* Begin Records provided *
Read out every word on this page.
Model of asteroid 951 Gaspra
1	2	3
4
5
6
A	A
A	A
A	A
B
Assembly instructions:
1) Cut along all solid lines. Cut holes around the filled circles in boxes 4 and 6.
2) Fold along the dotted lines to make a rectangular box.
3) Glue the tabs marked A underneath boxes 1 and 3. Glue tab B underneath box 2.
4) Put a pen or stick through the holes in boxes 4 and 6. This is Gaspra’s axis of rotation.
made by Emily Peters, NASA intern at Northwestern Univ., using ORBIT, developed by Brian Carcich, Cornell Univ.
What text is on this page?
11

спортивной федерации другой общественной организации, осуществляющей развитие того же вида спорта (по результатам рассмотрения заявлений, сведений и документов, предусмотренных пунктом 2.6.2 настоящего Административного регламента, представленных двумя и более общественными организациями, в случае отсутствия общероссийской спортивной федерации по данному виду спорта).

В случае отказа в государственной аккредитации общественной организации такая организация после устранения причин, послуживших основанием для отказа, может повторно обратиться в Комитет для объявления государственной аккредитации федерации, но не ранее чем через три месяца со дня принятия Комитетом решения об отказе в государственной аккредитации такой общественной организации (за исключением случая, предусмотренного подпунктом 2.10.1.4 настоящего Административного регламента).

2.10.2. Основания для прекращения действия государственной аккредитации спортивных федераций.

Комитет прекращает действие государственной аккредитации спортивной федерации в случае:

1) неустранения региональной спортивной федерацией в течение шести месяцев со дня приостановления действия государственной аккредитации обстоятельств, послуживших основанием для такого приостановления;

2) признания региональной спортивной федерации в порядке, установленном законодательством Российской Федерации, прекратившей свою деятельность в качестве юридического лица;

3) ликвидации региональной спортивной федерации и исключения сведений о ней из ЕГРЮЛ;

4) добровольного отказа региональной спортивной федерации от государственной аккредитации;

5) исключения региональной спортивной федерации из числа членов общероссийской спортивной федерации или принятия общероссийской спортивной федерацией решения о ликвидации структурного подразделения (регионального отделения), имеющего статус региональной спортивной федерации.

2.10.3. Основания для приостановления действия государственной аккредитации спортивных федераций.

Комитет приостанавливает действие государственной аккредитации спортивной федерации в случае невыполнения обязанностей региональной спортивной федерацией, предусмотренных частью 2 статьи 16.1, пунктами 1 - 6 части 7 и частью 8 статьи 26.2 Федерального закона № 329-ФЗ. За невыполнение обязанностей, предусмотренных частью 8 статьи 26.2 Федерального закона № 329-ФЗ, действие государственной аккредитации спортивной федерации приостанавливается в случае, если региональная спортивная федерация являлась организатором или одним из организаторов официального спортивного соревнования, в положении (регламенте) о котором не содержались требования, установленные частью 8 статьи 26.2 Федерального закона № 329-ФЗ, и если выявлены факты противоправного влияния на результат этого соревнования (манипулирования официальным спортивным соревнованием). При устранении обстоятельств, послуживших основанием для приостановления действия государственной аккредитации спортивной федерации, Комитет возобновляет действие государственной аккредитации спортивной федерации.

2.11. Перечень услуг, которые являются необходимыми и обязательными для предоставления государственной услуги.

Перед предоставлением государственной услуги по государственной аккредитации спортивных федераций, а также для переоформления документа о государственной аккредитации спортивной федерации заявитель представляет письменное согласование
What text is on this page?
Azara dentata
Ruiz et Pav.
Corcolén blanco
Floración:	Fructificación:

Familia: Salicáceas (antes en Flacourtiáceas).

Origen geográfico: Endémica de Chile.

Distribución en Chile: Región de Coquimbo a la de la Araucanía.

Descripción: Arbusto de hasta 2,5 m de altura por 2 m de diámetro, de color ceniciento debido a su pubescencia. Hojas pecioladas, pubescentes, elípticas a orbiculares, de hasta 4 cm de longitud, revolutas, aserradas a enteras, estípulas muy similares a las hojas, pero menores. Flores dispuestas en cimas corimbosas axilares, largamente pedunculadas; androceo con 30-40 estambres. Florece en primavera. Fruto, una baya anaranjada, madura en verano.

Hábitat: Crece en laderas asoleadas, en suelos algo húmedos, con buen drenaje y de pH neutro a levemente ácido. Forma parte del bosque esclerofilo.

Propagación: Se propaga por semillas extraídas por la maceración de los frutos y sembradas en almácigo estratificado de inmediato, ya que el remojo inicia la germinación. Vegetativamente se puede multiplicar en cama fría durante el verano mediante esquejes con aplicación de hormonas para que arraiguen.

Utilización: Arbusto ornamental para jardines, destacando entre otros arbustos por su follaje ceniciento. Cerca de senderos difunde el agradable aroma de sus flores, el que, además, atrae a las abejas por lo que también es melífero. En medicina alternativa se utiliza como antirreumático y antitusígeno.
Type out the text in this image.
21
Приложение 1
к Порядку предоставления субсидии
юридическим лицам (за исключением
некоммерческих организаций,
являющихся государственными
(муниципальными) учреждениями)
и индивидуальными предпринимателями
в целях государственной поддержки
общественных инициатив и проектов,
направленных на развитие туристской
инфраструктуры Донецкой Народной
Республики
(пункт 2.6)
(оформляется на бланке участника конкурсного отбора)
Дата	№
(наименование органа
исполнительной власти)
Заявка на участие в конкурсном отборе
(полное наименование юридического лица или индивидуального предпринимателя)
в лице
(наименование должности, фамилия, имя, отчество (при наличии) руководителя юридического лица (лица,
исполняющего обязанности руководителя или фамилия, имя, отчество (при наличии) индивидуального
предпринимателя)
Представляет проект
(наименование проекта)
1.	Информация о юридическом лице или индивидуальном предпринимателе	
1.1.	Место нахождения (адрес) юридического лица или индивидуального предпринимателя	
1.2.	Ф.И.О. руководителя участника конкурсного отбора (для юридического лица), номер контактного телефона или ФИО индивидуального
* End Records provided *
Nothing should be left out: return all of the records exactly.

* _Result of the task_
Read out every word on this page.
Model of asteroid 951 Gaspra
1	2	3
4
5
6
A	A
A	A
A	A
B
Assembly instructions:
1) Cut along all solid lines. Cut holes around the filled circles in boxes 4 and 6.
2) Fold along the dotted lines to make a rectangular box.
3) Glue the tabs marked A underneath boxes 1 and 3. Glue tab B underneath box 2.
4) Put a pen or stick through the holes in boxes 4 and 6. This is Gaspra’s axis of rotation.
made by Emily Peters, NASA intern at Northwestern Univ., using ORBIT, developed by Brian Carcich, Cornell Univ.
What text is on this page?
11

спортивной федерации другой общественной организации, осуществляющей развитие того же вида спорта (по результатам рассмотрения заявлений, сведений и документов, предусмотренных пунктом 2.6.2 настоящего Административного регламента, представленных двумя и более общественными организациями, в случае отсутствия общероссийской спортивной федерации по данному виду спорта).

В случае отказа в государственной аккредитации общественной организации такая организация после устранения причин, послуживших основанием для отказа, может повторно обратиться в Комитет для объявления государственной аккредитации федерации, но не ранее чем через три месяца со дня принятия Комитетом решения об отказе в государственной аккредитации такой общественной организации (за исключением случая, предусмотренного подпунктом 2.10.1.4 настоящего Административного регламента).

2.10.2. Основания для прекращения действия государственной аккредитации спортивных федераций.

Комитет прекращает действие государственной аккредитации спортивной федерации в случае:

1) неустранения региональной спортивной федерацией в течение шести месяцев со дня приостановления действия государственной аккредитации обстоятельств, послуживших основанием для такого приостановления;

2) признания региональной спортивной федерации в порядке, установленном законодательством Российской Федерации, прекратившей свою деятельность в качестве юридического лица;

3) ликвидации региональной спортивной федерации и исключения сведений о ней из ЕГРЮЛ;

4) добровольного отказа региональной спортивной федерации от государственной аккредитации;

5) исключения региональной спортивной федерации из числа членов общероссийской спортивной федерации или принятия общероссийской спортивной федерацией решения о ликвидации структурного подразделения (регионального отделения), имеющего статус региональной спортивной федерации.

2.10.3. Основания для приостановления действия государственной аккредитации спортивных федераций.

Комитет приостанавливает действие государственной аккредитации спортивной федерации в случае невыполнения обязанностей региональной спортивной федерацией, предусмотренных частью 2 статьи 16.1, пунктами 1 - 6 части 7 и частью 8 статьи 26.2 Федерального закона № 329-ФЗ. За невыполнение обязанностей, предусмотренных частью 8 статьи 26.2 Федерального закона № 329-ФЗ, действие государственной аккредитации спортивной федерации приостанавливается в случае, если региональная спортивная федерация являлась организатором или одним из организаторов официального спортивного соревнования, в положении (регламенте) о котором не содержались требования, установленные частью 8 статьи 26.2 Федерального закона № 329-ФЗ, и если выявлены факты противоправного влияния на результат этого соревнования (манипулирования официальным спортивным соревнованием). При устранении обстоятельств, послуживших основанием для приостановления действия государственной аккредитации спортивной федерации, Комитет возобновляет действие государственной аккредитации спортивной федерации.

2.11. Перечень услуг, которые являются необходимыми и обязательными для предоставления государственной услуги.

Перед предоставлением государственной услуги по государственной аккредитации спортивных федераций, а также для переоформления документа о государственной аккредитации спортивной федерации заявитель представляет письменное согласование
What text is on this page?
Azara dentata
Ruiz et Pav.
Corcolén blanco
Floración:	Fructificación:

Familia: Salicáceas (antes en Flacourtiáceas).

Origen geográfico: Endémica de Chile.

Distribución en Chile: Región de Coquimbo a la de la Araucanía.

Descripción: Arbusto de hasta 2,5 m de altura por 2 m de diámetro, de color ceniciento debido a su pubescencia. Hojas pecioladas, pubescentes, elípticas a orbiculares, de hasta 4 cm de longitud, revolutas, aserradas a enteras, estípulas muy similares a las hojas, pero menores. Flores dispuestas en cimas corimbosas axilares, largamente pedunculadas; androceo con 30-40 estambres. Florece en primavera. Fruto, una baya anaranjada, madura en verano.

Hábitat: Crece en laderas asoleadas, en suelos algo húmedos, con buen drenaje y de pH neutro a levemente ácido. Forma parte del bosque esclerofilo.

Propagación: Se propaga por semillas extraídas por la maceración de los frutos y sembradas en almácigo estratificado de inmediato, ya que el remojo inicia la germinación. Vegetativamente se puede multiplicar en cama fría durante el verano mediante esquejes con aplicación de hormonas para que arraiguen.

Utilización: Arbusto ornamental para jardines, destacando entre otros arbustos por su follaje ceniciento. Cerca de senderos difunde el agradable aroma de sus flores, el que, además, atrae a las abejas por lo que también es melífero. En medicina alternativa se utiliza como antirreumático y antitusígeno.
Type out the text in this image.
21
Приложение 1
к Порядку предоставления субсидии
юридическим лицам (за исключением
некоммерческих организаций,
являющихся государственными
(муниципальными) учреждениями)
и индивидуальными предпринимателями
в целях государственной поддержки
общественных инициатив и проектов,
направленных на развитие туристской
инфраструктуры Донецкой Народной
Республики
(пункт 2.6)
(оформляется на бланке участника конкурсного отбора)
Дата	№
(наименование органа
исполнительной власти)
Заявка на участие в конкурсном отборе
(полное наименование юридического лица или индивидуального предпринимателя)
в лице
(наименование должности, фамилия, имя, отчество (при наличии) руководителя юридического лица (лица,
исполняющего обязанности руководителя или фамилия, имя, отчество (при наличии) индивидуального
предпринимателя)
Представляет проект
(наименование проекта)
1.	Информация о юридическом лице или индивидуальном предпринимателе	
1.1.	Место нахождения (адрес) юридического лица или индивидуального предпринимателя	
1.2.	Ф.И.О. руководителя участника конкурсного отбора (для юридического лица), номер контактного телефона или ФИО индивидуального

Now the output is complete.